**To do:**
Output all the material that follows, exactly as given.
++++ Information supplied ++++
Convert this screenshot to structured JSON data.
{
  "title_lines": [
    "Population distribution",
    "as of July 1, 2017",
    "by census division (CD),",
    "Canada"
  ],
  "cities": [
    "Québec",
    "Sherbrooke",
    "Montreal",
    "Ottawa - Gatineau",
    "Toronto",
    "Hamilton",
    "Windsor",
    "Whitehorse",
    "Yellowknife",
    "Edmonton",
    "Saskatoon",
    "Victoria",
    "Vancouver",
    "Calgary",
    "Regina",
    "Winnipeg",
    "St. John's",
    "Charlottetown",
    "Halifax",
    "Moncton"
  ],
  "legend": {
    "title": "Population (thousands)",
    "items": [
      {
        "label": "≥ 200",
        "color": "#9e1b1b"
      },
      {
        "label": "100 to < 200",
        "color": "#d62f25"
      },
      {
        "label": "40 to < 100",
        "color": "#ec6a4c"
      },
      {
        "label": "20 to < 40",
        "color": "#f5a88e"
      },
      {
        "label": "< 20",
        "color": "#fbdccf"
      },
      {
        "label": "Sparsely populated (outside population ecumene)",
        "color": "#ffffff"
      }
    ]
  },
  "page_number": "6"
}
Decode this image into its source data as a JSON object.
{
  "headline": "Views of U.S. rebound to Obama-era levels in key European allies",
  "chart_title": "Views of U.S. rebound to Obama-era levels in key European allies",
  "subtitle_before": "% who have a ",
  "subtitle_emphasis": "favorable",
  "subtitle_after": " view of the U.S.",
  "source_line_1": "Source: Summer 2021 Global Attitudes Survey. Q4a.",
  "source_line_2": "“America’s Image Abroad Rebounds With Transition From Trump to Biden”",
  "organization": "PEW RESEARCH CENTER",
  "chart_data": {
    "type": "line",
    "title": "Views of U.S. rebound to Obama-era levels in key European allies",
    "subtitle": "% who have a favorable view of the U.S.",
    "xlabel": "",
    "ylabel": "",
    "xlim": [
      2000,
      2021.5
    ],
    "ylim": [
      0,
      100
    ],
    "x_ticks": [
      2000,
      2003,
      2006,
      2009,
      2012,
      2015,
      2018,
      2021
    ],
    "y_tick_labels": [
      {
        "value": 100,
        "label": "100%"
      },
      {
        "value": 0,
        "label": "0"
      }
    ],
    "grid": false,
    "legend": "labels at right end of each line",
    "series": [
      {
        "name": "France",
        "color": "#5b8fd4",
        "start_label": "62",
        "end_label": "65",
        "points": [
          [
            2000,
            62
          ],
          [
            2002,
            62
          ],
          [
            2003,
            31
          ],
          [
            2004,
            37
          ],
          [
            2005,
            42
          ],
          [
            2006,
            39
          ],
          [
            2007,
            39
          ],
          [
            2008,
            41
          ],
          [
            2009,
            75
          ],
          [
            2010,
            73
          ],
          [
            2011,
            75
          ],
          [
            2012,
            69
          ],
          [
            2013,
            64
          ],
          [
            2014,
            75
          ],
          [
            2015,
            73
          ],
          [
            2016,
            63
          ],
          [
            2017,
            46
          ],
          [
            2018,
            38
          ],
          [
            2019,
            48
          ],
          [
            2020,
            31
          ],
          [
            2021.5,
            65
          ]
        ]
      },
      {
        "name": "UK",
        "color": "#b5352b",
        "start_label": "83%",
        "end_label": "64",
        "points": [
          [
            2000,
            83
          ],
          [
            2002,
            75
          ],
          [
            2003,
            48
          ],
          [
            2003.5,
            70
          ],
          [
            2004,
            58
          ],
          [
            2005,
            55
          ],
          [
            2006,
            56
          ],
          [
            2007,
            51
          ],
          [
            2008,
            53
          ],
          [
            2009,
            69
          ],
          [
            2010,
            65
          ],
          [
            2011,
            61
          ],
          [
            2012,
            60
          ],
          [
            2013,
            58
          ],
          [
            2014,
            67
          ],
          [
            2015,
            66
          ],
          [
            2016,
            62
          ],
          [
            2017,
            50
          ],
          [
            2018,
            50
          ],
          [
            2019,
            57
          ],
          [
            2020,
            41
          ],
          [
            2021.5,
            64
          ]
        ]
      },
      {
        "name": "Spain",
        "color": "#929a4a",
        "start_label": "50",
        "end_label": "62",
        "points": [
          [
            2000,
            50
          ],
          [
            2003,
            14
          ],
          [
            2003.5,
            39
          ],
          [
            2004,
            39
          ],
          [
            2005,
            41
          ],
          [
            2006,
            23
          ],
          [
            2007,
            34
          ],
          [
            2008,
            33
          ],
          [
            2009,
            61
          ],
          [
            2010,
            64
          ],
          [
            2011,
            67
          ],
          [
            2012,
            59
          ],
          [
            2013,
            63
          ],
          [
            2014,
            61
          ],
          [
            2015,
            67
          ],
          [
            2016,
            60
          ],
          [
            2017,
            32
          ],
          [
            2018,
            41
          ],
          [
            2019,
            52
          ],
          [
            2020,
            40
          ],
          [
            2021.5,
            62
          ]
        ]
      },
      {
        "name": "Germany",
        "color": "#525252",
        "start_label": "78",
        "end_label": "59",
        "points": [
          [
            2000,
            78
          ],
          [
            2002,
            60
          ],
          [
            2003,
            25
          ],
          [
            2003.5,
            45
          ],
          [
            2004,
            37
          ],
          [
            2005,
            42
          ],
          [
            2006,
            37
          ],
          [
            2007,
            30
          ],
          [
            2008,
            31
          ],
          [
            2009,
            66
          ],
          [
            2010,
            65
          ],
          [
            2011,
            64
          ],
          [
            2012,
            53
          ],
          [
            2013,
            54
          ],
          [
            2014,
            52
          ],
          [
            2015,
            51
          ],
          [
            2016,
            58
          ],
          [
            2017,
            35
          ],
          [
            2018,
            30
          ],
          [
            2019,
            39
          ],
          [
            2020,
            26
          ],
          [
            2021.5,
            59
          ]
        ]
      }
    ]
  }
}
++++
**Solution:**
Convert this screenshot to structured JSON data.
{
  "title_lines": [
    "Population distribution",
    "as of July 1, 2017",
    "by census division (CD),",
    "Canada"
  ],
  "cities": [
    "Québec",
    "Sherbrooke",
    "Montreal",
    "Ottawa - Gatineau",
    "Toronto",
    "Hamilton",
    "Windsor",
    "Whitehorse",
    "Yellowknife",
    "Edmonton",
    "Saskatoon",
    "Victoria",
    "Vancouver",
    "Calgary",
    "Regina",
    "Winnipeg",
    "St. John's",
    "Charlottetown",
    "Halifax",
    "Moncton"
  ],
  "legend": {
    "title": "Population (thousands)",
    "items": [
      {
        "label": "≥ 200",
        "color": "#9e1b1b"
      },
      {
        "label": "100 to < 200",
        "color": "#d62f25"
      },
      {
        "label": "40 to < 100",
        "color": "#ec6a4c"
      },
      {
        "label": "20 to < 40",
        "color": "#f5a88e"
      },
      {
        "label": "< 20",
        "color": "#fbdccf"
      },
      {
        "label": "Sparsely populated (outside population ecumene)",
        "color": "#ffffff"
      }
    ]
  },
  "page_number": "6"
}
Decode this image into its source data as a JSON object.
{
  "headline": "Views of U.S. rebound to Obama-era levels in key European allies",
  "chart_title": "Views of U.S. rebound to Obama-era levels in key European allies",
  "subtitle_before": "% who have a ",
  "subtitle_emphasis": "favorable",
  "subtitle_after": " view of the U.S.",
  "source_line_1": "Source: Summer 2021 Global Attitudes Survey. Q4a.",
  "source_line_2": "“America’s Image Abroad Rebounds With Transition From Trump to Biden”",
  "organization": "PEW RESEARCH CENTER",
  "chart_data": {
    "type": "line",
    "title": "Views of U.S. rebound to Obama-era levels in key European allies",
    "subtitle": "% who have a favorable view of the U.S.",
    "xlabel": "",
    "ylabel": "",
    "xlim": [
      2000,
      2021.5
    ],
    "ylim": [
      0,
      100
    ],
    "x_ticks": [
      2000,
      2003,
      2006,
      2009,
      2012,
      2015,
      2018,
      2021
    ],
    "y_tick_labels": [
      {
        "value": 100,
        "label": "100%"
      },
      {
        "value": 0,
        "label": "0"
      }
    ],
    "grid": false,
    "legend": "labels at right end of each line",
    "series": [
      {
        "name": "France",
        "color": "#5b8fd4",
        "start_label": "62",
        "end_label": "65",
        "points": [
          [
            2000,
            62
          ],
          [
            2002,
            62
          ],
          [
            2003,
            31
          ],
          [
            2004,
            37
          ],
          [
            2005,
            42
          ],
          [
            2006,
            39
          ],
          [
            2007,
            39
          ],
          [
            2008,
            41
          ],
          [
            2009,
            75
          ],
          [
            2010,
            73
          ],
          [
            2011,
            75
          ],
          [
            2012,
            69
          ],
          [
            2013,
            64
          ],
          [
            2014,
            75
          ],
          [
            2015,
            73
          ],
          [
            2016,
            63
          ],
          [
            2017,
            46
          ],
          [
            2018,
            38
          ],
          [
            2019,
            48
          ],
          [
            2020,
            31
          ],
          [
            2021.5,
            65
          ]
        ]
      },
      {
        "name": "UK",
        "color": "#b5352b",
        "start_label": "83%",
        "end_label": "64",
        "points": [
          [
            2000,
            83
          ],
          [
            2002,
            75
          ],
          [
            2003,
            48
          ],
          [
            2003.5,
            70
          ],
          [
            2004,
            58
          ],
          [
            2005,
            55
          ],
          [
            2006,
            56
          ],
          [
            2007,
            51
          ],
          [
            2008,
            53
          ],
          [
            2009,
            69
          ],
          [
            2010,
            65
          ],
          [
            2011,
            61
          ],
          [
            2012,
            60
          ],
          [
            2013,
            58
          ],
          [
            2014,
            67
          ],
          [
            2015,
            66
          ],
          [
            2016,
            62
          ],
          [
            2017,
            50
          ],
          [
            2018,
            50
          ],
          [
            2019,
            57
          ],
          [
            2020,
            41
          ],
          [
            2021.5,
            64
          ]
        ]
      },
      {
        "name": "Spain",
        "color": "#929a4a",
        "start_label": "50",
        "end_label": "62",
        "points": [
          [
            2000,
            50
          ],
          [
            2003,
            14
          ],
          [
            2003.5,
            39
          ],
          [
            2004,
            39
          ],
          [
            2005,
            41
          ],
          [
            2006,
            23
          ],
          [
            2007,
            34
          ],
          [
            2008,
            33
          ],
          [
            2009,
            61
          ],
          [
            2010,
            64
          ],
          [
            2011,
            67
          ],
          [
            2012,
            59
          ],
          [
            2013,
            63
          ],
          [
            2014,
            61
          ],
          [
            2015,
            67
          ],
          [
            2016,
            60
          ],
          [
            2017,
            32
          ],
          [
            2018,
            41
          ],
          [
            2019,
            52
          ],
          [
            2020,
            40
          ],
          [
            2021.5,
            62
          ]
        ]
      },
      {
        "name": "Germany",
        "color": "#525252",
        "start_label": "78",
        "end_label": "59",
        "points": [
          [
            2000,
            78
          ],
          [
            2002,
            60
          ],
          [
            2003,
            25
          ],
          [
            2003.5,
            45
          ],
          [
            2004,
            37
          ],
          [
            2005,
            42
          ],
          [
            2006,
            37
          ],
          [
            2007,
            30
          ],
          [
            2008,
            31
          ],
          [
            2009,
            66
          ],
          [
            2010,
            65
          ],
          [
            2011,
            64
          ],
          [
            2012,
            53
          ],
          [
            2013,
            54
          ],
          [
            2014,
            52
          ],
          [
            2015,
            51
          ],
          [
            2016,
            58
          ],
          [
            2017,
            35
          ],
          [
            2018,
            30
          ],
          [
            2019,
            39
          ],
          [
            2020,
            26
          ],
          [
            2021.5,
            59
          ]
        ]
      }
    ]
  }
}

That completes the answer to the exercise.